- OBJECTIVE
Extract every line of the material below and reproduce it faithfully.

---------- EXERCISE INPUTS ----------

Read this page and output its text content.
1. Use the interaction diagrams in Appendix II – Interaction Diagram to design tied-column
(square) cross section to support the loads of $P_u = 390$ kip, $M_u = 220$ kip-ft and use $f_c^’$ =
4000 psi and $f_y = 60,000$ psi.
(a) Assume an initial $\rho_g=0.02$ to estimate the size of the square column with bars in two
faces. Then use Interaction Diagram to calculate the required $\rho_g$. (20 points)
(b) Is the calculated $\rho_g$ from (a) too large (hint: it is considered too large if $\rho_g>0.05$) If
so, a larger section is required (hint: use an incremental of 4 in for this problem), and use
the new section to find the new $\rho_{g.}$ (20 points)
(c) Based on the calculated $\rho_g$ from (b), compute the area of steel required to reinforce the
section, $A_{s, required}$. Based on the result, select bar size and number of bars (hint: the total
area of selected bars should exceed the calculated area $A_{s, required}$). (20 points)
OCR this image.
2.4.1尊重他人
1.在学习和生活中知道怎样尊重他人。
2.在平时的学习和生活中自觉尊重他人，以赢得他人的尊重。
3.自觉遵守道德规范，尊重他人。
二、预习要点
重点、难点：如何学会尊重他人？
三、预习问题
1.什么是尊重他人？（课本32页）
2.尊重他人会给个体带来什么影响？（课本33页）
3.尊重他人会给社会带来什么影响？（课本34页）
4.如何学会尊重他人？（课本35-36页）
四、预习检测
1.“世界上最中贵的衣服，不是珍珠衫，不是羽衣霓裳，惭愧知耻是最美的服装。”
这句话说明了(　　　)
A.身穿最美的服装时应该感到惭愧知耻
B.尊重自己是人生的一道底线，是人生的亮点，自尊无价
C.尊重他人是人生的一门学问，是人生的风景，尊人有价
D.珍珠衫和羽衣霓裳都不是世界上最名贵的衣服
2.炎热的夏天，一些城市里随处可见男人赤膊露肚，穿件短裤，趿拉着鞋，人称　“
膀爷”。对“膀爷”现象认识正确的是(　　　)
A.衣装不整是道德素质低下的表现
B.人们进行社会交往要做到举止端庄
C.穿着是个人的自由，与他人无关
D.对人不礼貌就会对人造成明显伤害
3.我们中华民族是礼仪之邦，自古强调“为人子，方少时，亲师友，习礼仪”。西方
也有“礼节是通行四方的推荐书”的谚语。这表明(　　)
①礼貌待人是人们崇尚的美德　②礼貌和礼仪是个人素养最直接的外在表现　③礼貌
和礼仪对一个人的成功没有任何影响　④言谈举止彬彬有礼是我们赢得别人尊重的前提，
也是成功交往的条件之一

----------

- ANSWER TO THIS TASK
Read this page and output its text content.
1. Use the interaction diagrams in Appendix II – Interaction Diagram to design tied-column
(square) cross section to support the loads of $P_u = 390$ kip, $M_u = 220$ kip-ft and use $f_c^’$ =
4000 psi and $f_y = 60,000$ psi.
(a) Assume an initial $\rho_g=0.02$ to estimate the size of the square column with bars in two
faces. Then use Interaction Diagram to calculate the required $\rho_g$. (20 points)
(b) Is the calculated $\rho_g$ from (a) too large (hint: it is considered too large if $\rho_g>0.05$) If
so, a larger section is required (hint: use an incremental of 4 in for this problem), and use
the new section to find the new $\rho_{g.}$ (20 points)
(c) Based on the calculated $\rho_g$ from (b), compute the area of steel required to reinforce the
section, $A_{s, required}$. Based on the result, select bar size and number of bars (hint: the total
area of selected bars should exceed the calculated area $A_{s, required}$). (20 points)
OCR this image.
2.4.1尊重他人
1.在学习和生活中知道怎样尊重他人。
2.在平时的学习和生活中自觉尊重他人，以赢得他人的尊重。
3.自觉遵守道德规范，尊重他人。
二、预习要点
重点、难点：如何学会尊重他人？
三、预习问题
1.什么是尊重他人？（课本32页）
2.尊重他人会给个体带来什么影响？（课本33页）
3.尊重他人会给社会带来什么影响？（课本34页）
4.如何学会尊重他人？（课本35-36页）
四、预习检测
1.“世界上最中贵的衣服，不是珍珠衫，不是羽衣霓裳，惭愧知耻是最美的服装。”
这句话说明了(　　　)
A.身穿最美的服装时应该感到惭愧知耻
B.尊重自己是人生的一道底线，是人生的亮点，自尊无价
C.尊重他人是人生的一门学问，是人生的风景，尊人有价
D.珍珠衫和羽衣霓裳都不是世界上最名贵的衣服
2.炎热的夏天，一些城市里随处可见男人赤膊露肚，穿件短裤，趿拉着鞋，人称　“
膀爷”。对“膀爷”现象认识正确的是(　　　)
A.衣装不整是道德素质低下的表现
B.人们进行社会交往要做到举止端庄
C.穿着是个人的自由，与他人无关
D.对人不礼貌就会对人造成明显伤害
3.我们中华民族是礼仪之邦，自古强调“为人子，方少时，亲师友，习礼仪”。西方
也有“礼节是通行四方的推荐书”的谚语。这表明(　　)
①礼貌待人是人们崇尚的美德　②礼貌和礼仪是个人素养最直接的外在表现　③礼貌
和礼仪对一个人的成功没有任何影响　④言谈举止彬彬有礼是我们赢得别人尊重的前提，
也是成功交往的条件之一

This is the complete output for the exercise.